[Start]

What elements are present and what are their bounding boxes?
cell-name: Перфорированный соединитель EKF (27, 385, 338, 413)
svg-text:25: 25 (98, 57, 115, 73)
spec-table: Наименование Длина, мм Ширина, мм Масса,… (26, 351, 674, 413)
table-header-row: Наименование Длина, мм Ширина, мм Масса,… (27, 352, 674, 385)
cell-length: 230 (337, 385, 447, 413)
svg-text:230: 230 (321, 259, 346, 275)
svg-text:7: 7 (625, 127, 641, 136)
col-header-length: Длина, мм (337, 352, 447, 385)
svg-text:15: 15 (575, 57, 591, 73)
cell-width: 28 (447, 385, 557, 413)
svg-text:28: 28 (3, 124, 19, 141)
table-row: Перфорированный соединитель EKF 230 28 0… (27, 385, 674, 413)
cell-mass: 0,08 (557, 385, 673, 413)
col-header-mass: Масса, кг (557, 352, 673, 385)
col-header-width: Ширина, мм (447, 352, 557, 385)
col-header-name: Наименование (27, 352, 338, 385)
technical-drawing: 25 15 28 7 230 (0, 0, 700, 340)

[End]

▶ Problem details
How many lines of the material above contain the string "width"? Case counts. Reply with the number only.

▶ Complete response
2